#### [Your task]
Find every line with the word "Gabriel". Copy those lines.

#### [Task input]
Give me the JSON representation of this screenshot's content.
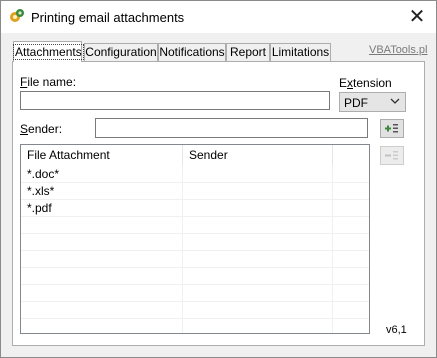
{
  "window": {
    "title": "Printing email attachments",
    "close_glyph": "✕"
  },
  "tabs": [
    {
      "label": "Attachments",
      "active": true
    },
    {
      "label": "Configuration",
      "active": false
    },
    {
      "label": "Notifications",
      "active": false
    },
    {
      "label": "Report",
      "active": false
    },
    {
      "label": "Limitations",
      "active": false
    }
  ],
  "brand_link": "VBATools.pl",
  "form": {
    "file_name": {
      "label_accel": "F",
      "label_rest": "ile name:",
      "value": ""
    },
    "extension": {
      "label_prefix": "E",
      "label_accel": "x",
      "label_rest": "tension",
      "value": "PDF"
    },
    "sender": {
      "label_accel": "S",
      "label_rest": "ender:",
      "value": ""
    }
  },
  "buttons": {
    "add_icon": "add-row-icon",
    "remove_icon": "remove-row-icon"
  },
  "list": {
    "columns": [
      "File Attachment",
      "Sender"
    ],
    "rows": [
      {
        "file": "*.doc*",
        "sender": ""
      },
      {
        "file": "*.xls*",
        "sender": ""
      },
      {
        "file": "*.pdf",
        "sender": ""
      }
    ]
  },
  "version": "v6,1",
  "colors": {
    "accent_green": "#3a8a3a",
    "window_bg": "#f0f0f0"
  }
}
--
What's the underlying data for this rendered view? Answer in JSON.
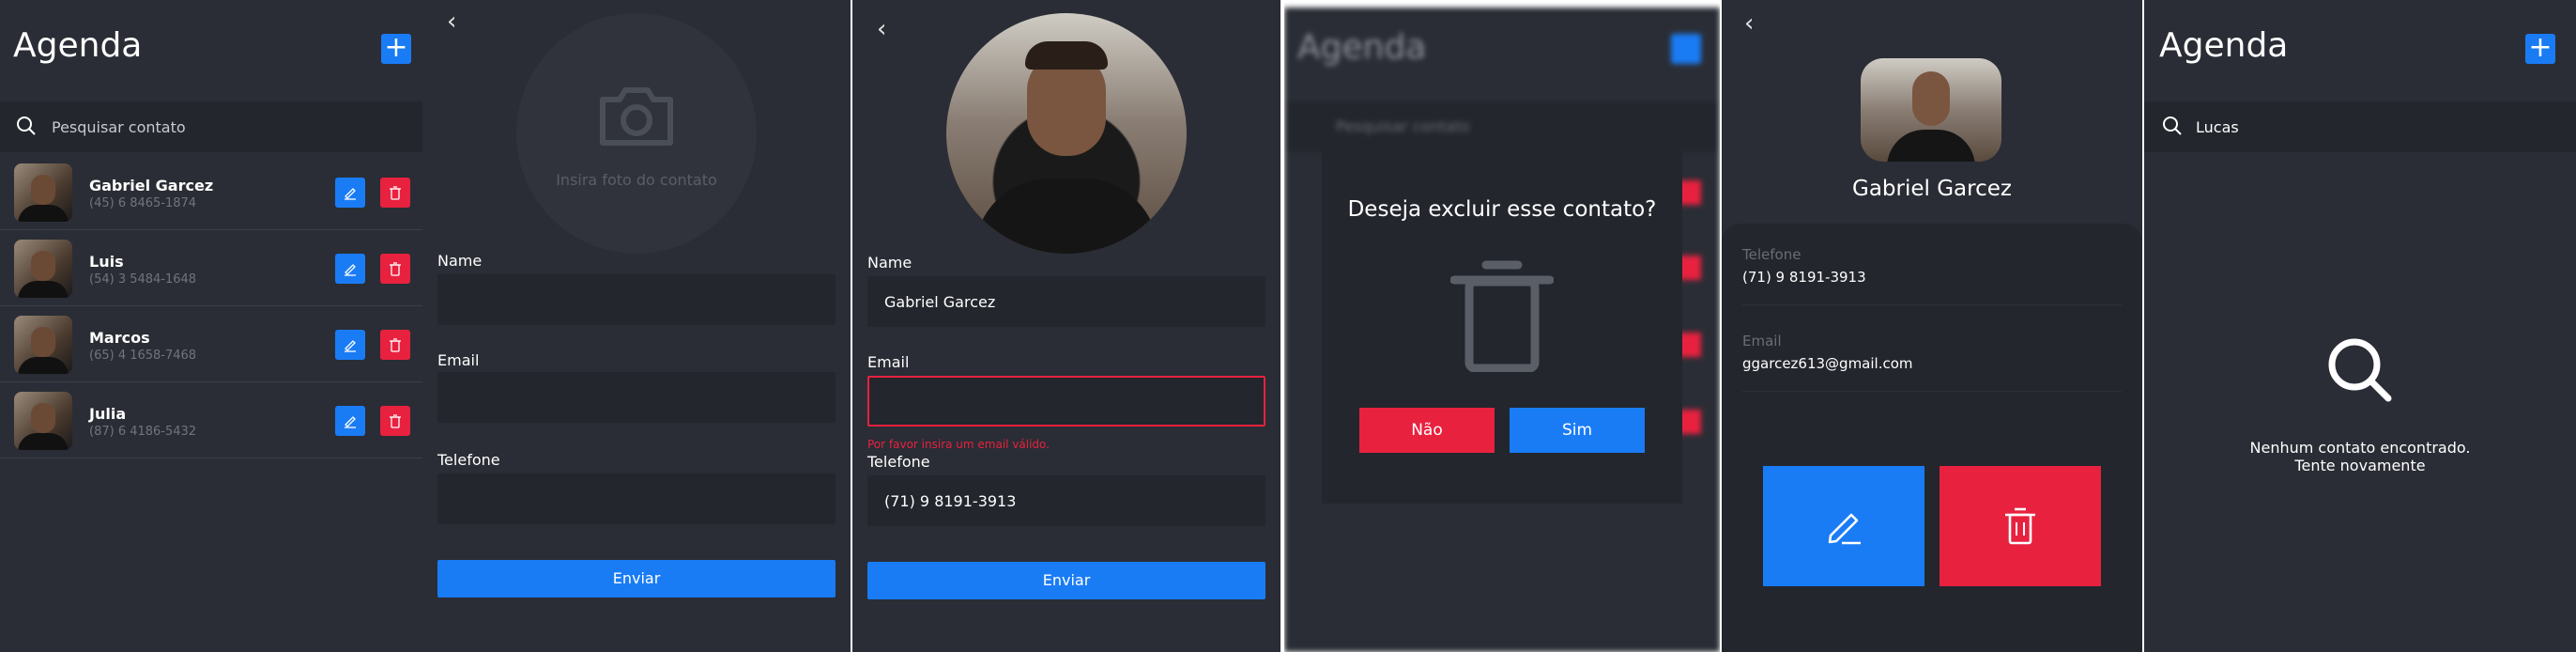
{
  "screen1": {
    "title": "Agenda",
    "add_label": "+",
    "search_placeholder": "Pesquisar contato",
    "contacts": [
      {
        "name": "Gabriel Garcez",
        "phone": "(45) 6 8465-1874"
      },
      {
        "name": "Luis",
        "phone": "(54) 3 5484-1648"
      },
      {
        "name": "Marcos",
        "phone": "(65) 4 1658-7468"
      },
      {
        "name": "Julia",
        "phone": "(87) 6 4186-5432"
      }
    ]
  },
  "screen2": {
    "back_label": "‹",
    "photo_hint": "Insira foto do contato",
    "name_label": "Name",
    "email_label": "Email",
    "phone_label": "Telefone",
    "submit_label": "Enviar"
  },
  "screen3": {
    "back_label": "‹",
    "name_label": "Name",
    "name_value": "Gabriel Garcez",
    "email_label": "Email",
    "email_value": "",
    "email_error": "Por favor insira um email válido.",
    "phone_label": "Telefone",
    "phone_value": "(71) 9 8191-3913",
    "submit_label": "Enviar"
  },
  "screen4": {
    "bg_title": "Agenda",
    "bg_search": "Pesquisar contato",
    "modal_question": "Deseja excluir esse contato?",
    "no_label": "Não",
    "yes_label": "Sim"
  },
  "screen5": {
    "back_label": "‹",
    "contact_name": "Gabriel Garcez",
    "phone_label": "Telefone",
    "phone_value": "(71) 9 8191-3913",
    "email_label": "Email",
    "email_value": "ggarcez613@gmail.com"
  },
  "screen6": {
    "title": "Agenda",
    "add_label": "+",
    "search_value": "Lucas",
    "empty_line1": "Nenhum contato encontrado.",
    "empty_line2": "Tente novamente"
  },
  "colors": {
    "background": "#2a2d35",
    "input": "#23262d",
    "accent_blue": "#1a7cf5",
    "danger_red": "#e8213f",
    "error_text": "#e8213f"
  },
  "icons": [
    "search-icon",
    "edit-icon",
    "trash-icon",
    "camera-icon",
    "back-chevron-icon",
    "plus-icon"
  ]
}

#### [Written answer]
        "name": "Gabriel Garcez",
    "name_value": "Gabriel Garcez",
    "contact_name": "Gabriel Garcez",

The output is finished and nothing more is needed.